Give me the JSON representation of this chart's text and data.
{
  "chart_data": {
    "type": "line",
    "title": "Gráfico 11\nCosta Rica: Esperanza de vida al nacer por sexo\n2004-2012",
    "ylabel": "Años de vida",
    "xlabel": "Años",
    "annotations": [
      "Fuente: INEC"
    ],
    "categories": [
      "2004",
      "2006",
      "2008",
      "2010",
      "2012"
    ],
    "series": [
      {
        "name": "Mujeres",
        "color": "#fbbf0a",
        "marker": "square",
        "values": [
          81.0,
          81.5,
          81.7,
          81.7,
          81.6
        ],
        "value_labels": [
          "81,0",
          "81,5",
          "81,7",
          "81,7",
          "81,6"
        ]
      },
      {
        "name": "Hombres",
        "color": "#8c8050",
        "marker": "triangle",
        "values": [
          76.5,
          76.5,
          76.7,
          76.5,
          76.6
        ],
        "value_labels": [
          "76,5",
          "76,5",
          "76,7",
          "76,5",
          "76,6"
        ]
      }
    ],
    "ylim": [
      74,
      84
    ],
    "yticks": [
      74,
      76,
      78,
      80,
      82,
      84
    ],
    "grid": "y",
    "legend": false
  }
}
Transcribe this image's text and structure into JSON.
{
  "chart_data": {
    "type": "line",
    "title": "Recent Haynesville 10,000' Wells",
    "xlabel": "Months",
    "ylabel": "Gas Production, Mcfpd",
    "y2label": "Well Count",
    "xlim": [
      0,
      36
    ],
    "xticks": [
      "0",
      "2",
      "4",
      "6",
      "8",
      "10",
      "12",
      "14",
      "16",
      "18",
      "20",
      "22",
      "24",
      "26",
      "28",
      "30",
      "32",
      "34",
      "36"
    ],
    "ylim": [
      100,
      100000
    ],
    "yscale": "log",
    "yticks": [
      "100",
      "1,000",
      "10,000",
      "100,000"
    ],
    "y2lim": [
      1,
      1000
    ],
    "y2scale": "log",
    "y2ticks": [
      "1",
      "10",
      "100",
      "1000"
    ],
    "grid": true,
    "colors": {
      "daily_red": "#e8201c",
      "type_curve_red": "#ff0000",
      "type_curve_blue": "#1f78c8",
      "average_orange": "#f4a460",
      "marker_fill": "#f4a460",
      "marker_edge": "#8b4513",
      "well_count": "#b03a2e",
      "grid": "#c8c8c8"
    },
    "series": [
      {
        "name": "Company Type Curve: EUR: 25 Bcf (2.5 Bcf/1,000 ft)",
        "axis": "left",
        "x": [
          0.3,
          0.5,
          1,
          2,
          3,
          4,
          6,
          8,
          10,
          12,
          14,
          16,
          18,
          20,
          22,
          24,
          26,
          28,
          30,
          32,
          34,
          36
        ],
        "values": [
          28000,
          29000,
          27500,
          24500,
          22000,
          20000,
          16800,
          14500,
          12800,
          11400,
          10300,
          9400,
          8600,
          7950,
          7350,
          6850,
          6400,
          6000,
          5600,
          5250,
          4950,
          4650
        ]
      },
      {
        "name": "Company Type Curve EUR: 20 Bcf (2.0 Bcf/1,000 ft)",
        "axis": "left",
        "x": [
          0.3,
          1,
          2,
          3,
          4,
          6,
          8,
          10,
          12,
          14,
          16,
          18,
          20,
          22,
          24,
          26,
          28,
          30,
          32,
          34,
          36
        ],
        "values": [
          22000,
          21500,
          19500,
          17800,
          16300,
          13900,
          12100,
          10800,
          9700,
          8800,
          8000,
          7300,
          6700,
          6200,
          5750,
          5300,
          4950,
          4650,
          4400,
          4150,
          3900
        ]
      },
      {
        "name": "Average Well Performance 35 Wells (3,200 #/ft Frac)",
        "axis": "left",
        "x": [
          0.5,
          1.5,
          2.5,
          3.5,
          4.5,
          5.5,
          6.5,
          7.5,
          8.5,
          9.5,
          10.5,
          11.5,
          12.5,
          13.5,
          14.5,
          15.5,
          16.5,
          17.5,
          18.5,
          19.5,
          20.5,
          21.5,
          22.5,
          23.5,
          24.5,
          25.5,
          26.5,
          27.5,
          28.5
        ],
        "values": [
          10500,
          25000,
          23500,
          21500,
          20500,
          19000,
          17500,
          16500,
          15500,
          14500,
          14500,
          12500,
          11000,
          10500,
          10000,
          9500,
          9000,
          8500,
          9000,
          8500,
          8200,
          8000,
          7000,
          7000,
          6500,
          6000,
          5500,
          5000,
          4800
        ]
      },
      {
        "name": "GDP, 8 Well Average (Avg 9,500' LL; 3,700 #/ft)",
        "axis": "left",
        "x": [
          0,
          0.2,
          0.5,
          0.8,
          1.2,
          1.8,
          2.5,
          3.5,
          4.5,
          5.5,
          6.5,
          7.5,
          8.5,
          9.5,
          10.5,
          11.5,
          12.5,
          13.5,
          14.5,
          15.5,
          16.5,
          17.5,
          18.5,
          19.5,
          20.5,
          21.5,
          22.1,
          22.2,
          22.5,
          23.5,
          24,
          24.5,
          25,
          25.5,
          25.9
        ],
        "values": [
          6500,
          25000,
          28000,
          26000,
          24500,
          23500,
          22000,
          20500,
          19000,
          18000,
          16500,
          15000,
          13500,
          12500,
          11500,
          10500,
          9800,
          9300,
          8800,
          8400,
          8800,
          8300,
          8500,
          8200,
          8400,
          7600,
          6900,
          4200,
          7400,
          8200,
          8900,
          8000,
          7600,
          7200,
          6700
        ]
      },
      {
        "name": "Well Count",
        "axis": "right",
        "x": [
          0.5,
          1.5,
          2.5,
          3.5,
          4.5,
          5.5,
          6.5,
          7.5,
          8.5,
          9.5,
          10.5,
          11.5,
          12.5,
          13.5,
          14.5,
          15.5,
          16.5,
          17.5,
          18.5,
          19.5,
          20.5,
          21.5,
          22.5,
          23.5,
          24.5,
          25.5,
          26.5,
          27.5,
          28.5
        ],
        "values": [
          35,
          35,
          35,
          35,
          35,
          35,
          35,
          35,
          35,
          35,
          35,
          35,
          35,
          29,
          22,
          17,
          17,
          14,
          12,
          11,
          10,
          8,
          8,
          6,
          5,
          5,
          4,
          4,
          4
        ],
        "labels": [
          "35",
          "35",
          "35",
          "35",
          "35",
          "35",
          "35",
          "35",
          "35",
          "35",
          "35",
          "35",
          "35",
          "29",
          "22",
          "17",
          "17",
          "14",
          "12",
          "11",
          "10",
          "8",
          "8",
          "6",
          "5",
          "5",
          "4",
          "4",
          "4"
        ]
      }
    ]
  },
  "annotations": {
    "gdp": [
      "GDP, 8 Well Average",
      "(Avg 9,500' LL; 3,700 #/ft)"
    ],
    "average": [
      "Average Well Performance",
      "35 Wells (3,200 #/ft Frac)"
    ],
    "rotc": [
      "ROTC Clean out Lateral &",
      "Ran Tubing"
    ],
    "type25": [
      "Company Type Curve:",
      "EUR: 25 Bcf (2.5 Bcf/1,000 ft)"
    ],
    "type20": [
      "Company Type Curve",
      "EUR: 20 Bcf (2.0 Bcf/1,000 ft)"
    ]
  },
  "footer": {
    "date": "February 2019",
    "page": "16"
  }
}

..........

TASK INSTRUCTIONS:
Copy each line from the data above that includes "title".

REPLY TO THE EXERCISE:
    "title": "Gráfico 11\nCosta Rica: Esperanza de vida al nacer por sexo\n2004-2012",
    "title": "Recent Haynesville 10,000' Wells",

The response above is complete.